##### DATA FOR THE TASK

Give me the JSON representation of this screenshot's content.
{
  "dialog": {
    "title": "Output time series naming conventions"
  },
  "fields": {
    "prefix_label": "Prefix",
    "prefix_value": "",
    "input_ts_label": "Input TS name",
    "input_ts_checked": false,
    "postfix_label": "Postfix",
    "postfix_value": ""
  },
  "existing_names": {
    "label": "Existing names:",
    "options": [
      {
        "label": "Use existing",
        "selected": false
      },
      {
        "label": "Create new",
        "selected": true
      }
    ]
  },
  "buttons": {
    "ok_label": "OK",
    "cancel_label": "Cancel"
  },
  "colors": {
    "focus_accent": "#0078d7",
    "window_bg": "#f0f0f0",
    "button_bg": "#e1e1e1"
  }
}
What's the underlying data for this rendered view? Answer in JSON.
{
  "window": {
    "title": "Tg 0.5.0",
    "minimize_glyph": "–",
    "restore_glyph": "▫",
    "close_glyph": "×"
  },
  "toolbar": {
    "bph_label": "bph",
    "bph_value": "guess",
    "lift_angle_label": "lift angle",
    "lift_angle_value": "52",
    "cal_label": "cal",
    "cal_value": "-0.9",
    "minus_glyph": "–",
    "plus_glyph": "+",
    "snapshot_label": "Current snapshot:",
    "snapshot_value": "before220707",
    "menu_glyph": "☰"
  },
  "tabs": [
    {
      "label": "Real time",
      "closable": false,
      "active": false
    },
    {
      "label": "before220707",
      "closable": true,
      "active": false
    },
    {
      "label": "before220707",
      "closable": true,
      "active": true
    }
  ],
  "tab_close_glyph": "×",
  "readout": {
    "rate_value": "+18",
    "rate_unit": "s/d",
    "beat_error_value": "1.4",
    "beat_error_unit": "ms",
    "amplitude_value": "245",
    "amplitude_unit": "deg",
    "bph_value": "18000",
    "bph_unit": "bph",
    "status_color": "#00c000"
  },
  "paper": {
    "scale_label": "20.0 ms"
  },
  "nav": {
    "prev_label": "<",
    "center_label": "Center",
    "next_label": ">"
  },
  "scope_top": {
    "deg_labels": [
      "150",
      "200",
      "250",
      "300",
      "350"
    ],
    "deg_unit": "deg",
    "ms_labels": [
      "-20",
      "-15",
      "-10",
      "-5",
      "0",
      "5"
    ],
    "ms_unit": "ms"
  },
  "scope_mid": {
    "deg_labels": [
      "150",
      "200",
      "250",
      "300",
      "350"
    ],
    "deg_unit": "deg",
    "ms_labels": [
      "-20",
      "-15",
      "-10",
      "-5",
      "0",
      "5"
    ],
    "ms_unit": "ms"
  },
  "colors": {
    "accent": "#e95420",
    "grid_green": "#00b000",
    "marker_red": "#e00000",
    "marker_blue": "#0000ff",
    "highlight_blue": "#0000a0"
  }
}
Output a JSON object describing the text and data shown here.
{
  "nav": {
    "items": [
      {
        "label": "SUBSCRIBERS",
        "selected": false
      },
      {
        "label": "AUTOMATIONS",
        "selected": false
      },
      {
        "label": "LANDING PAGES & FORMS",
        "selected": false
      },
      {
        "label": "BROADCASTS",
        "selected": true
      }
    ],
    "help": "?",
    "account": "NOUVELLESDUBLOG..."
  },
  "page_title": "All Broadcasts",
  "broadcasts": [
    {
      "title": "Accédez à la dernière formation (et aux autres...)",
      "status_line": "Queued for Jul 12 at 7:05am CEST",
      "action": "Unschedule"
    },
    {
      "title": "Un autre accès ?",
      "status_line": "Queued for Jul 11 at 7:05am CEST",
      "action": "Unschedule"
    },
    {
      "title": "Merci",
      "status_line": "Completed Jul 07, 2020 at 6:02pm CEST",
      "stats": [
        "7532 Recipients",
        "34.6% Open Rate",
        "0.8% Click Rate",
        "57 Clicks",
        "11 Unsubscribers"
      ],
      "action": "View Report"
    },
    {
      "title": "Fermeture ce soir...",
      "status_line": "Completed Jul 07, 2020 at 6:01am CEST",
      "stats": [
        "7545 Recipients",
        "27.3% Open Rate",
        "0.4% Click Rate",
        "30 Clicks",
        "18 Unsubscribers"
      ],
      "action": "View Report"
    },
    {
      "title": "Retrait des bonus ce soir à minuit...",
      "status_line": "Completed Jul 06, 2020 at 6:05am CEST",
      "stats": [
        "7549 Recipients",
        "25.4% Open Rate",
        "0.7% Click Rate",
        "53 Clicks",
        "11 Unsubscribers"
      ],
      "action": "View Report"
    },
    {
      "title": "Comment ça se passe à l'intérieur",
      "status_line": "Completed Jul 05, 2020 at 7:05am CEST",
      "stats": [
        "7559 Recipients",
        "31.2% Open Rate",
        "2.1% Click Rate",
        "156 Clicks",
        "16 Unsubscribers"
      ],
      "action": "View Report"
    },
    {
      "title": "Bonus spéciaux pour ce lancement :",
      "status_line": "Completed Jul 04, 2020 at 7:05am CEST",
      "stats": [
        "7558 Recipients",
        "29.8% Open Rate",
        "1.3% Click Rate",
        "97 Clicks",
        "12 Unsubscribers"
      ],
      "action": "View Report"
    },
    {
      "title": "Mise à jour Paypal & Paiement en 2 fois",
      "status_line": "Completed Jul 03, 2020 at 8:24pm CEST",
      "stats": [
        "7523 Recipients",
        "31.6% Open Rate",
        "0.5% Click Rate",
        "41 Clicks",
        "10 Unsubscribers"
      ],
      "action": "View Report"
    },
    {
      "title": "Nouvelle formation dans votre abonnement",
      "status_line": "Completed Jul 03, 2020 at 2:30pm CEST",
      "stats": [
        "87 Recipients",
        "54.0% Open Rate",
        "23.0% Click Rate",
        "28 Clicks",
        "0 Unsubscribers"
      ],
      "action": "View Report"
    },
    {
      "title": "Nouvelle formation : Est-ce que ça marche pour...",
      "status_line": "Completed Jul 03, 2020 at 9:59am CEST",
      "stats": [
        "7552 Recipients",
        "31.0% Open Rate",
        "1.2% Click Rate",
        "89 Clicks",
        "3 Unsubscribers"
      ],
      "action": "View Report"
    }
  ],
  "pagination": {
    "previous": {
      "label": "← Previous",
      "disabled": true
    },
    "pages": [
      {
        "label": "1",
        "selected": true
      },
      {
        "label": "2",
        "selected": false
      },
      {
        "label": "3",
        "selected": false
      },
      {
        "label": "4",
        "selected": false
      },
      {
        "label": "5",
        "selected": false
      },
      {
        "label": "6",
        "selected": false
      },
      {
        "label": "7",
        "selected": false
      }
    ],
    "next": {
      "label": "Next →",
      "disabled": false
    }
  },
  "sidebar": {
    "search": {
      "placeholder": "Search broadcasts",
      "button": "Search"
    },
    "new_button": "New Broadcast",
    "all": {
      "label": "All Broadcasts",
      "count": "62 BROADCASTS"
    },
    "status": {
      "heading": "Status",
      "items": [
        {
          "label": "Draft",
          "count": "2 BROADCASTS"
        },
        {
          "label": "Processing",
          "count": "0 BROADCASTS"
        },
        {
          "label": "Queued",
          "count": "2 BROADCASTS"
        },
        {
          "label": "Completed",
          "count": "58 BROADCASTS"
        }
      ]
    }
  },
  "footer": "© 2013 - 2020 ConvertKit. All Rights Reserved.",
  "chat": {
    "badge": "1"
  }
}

##########

- WHAT THIS TASK INVOLVES -
Go through the entries and repeat each one exactly.

- FINAL RESULT -
Give me the JSON representation of this screenshot's content.
{
  "dialog": {
    "title": "Output time series naming conventions"
  },
  "fields": {
    "prefix_label": "Prefix",
    "prefix_value": "",
    "input_ts_label": "Input TS name",
    "input_ts_checked": false,
    "postfix_label": "Postfix",
    "postfix_value": ""
  },
  "existing_names": {
    "label": "Existing names:",
    "options": [
      {
        "label": "Use existing",
        "selected": false
      },
      {
        "label": "Create new",
        "selected": true
      }
    ]
  },
  "buttons": {
    "ok_label": "OK",
    "cancel_label": "Cancel"
  },
  "colors": {
    "focus_accent": "#0078d7",
    "window_bg": "#f0f0f0",
    "button_bg": "#e1e1e1"
  }
}
What's the underlying data for this rendered view? Answer in JSON.
{
  "window": {
    "title": "Tg 0.5.0",
    "minimize_glyph": "–",
    "restore_glyph": "▫",
    "close_glyph": "×"
  },
  "toolbar": {
    "bph_label": "bph",
    "bph_value": "guess",
    "lift_angle_label": "lift angle",
    "lift_angle_value": "52",
    "cal_label": "cal",
    "cal_value": "-0.9",
    "minus_glyph": "–",
    "plus_glyph": "+",
    "snapshot_label": "Current snapshot:",
    "snapshot_value": "before220707",
    "menu_glyph": "☰"
  },
  "tabs": [
    {
      "label": "Real time",
      "closable": false,
      "active": false
    },
    {
      "label": "before220707",
      "closable": true,
      "active": false
    },
    {
      "label": "before220707",
      "closable": true,
      "active": true
    }
  ],
  "tab_close_glyph": "×",
  "readout": {
    "rate_value": "+18",
    "rate_unit": "s/d",
    "beat_error_value": "1.4",
    "beat_error_unit": "ms",
    "amplitude_value": "245",
    "amplitude_unit": "deg",
    "bph_value": "18000",
    "bph_unit": "bph",
    "status_color": "#00c000"
  },
  "paper": {
    "scale_label": "20.0 ms"
  },
  "nav": {
    "prev_label": "<",
    "center_label": "Center",
    "next_label": ">"
  },
  "scope_top": {
    "deg_labels": [
      "150",
      "200",
      "250",
      "300",
      "350"
    ],
    "deg_unit": "deg",
    "ms_labels": [
      "-20",
      "-15",
      "-10",
      "-5",
      "0",
      "5"
    ],
    "ms_unit": "ms"
  },
  "scope_mid": {
    "deg_labels": [
      "150",
      "200",
      "250",
      "300",
      "350"
    ],
    "deg_unit": "deg",
    "ms_labels": [
      "-20",
      "-15",
      "-10",
      "-5",
      "0",
      "5"
    ],
    "ms_unit": "ms"
  },
  "colors": {
    "accent": "#e95420",
    "grid_green": "#00b000",
    "marker_red": "#e00000",
    "marker_blue": "#0000ff",
    "highlight_blue": "#0000a0"
  }
}
Output a JSON object describing the text and data shown here.
{
  "nav": {
    "items": [
      {
        "label": "SUBSCRIBERS",
        "selected": false
      },
      {
        "label": "AUTOMATIONS",
        "selected": false
      },
      {
        "label": "LANDING PAGES & FORMS",
        "selected": false
      },
      {
        "label": "BROADCASTS",
        "selected": true
      }
    ],
    "help": "?",
    "account": "NOUVELLESDUBLOG..."
  },
  "page_title": "All Broadcasts",
  "broadcasts": [
    {
      "title": "Accédez à la dernière formation (et aux autres...)",
      "status_line": "Queued for Jul 12 at 7:05am CEST",
      "action": "Unschedule"
    },
    {
      "title": "Un autre accès ?",
      "status_line": "Queued for Jul 11 at 7:05am CEST",
      "action": "Unschedule"
    },
    {
      "title": "Merci",
      "status_line": "Completed Jul 07, 2020 at 6:02pm CEST",
      "stats": [
        "7532 Recipients",
        "34.6% Open Rate",
        "0.8% Click Rate",
        "57 Clicks",
        "11 Unsubscribers"
      ],
      "action": "View Report"
    },
    {
      "title": "Fermeture ce soir...",
      "status_line": "Completed Jul 07, 2020 at 6:01am CEST",
      "stats": [
        "7545 Recipients",
        "27.3% Open Rate",
        "0.4% Click Rate",
        "30 Clicks",
        "18 Unsubscribers"
      ],
      "action": "View Report"
    },
    {
      "title": "Retrait des bonus ce soir à minuit...",
      "status_line": "Completed Jul 06, 2020 at 6:05am CEST",
      "stats": [
        "7549 Recipients",
        "25.4% Open Rate",
        "0.7% Click Rate",
        "53 Clicks",
        "11 Unsubscribers"
      ],
      "action": "View Report"
    },
    {
      "title": "Comment ça se passe à l'intérieur",
      "status_line": "Completed Jul 05, 2020 at 7:05am CEST",
      "stats": [
        "7559 Recipients",
        "31.2% Open Rate",
        "2.1% Click Rate",
        "156 Clicks",
        "16 Unsubscribers"
      ],
      "action": "View Report"
    },
    {
      "title": "Bonus spéciaux pour ce lancement :",
      "status_line": "Completed Jul 04, 2020 at 7:05am CEST",
      "stats": [
        "7558 Recipients",
        "29.8% Open Rate",
        "1.3% Click Rate",
        "97 Clicks",
        "12 Unsubscribers"
      ],
      "action": "View Report"
    },
    {
      "title": "Mise à jour Paypal & Paiement en 2 fois",
      "status_line": "Completed Jul 03, 2020 at 8:24pm CEST",
      "stats": [
        "7523 Recipients",
        "31.6% Open Rate",
        "0.5% Click Rate",
        "41 Clicks",
        "10 Unsubscribers"
      ],
      "action": "View Report"
    },
    {
      "title": "Nouvelle formation dans votre abonnement",
      "status_line": "Completed Jul 03, 2020 at 2:30pm CEST",
      "stats": [
        "87 Recipients",
        "54.0% Open Rate",
        "23.0% Click Rate",
        "28 Clicks",
        "0 Unsubscribers"
      ],
      "action": "View Report"
    },
    {
      "title": "Nouvelle formation : Est-ce que ça marche pour...",
      "status_line": "Completed Jul 03, 2020 at 9:59am CEST",
      "stats": [
        "7552 Recipients",
        "31.0% Open Rate",
        "1.2% Click Rate",
        "89 Clicks",
        "3 Unsubscribers"
      ],
      "action": "View Report"
    }
  ],
  "pagination": {
    "previous": {
      "label": "← Previous",
      "disabled": true
    },
    "pages": [
      {
        "label": "1",
        "selected": true
      },
      {
        "label": "2",
        "selected": false
      },
      {
        "label": "3",
        "selected": false
      },
      {
        "label": "4",
        "selected": false
      },
      {
        "label": "5",
        "selected": false
      },
      {
        "label": "6",
        "selected": false
      },
      {
        "label": "7",
        "selected": false
      }
    ],
    "next": {
      "label": "Next →",
      "disabled": false
    }
  },
  "sidebar": {
    "search": {
      "placeholder": "Search broadcasts",
      "button": "Search"
    },
    "new_button": "New Broadcast",
    "all": {
      "label": "All Broadcasts",
      "count": "62 BROADCASTS"
    },
    "status": {
      "heading": "Status",
      "items": [
        {
          "label": "Draft",
          "count": "2 BROADCASTS"
        },
        {
          "label": "Processing",
          "count": "0 BROADCASTS"
        },
        {
          "label": "Queued",
          "count": "2 BROADCASTS"
        },
        {
          "label": "Completed",
          "count": "58 BROADCASTS"
        }
      ]
    }
  },
  "footer": "© 2013 - 2020 ConvertKit. All Rights Reserved.",
  "chat": {
    "badge": "1"
  }
}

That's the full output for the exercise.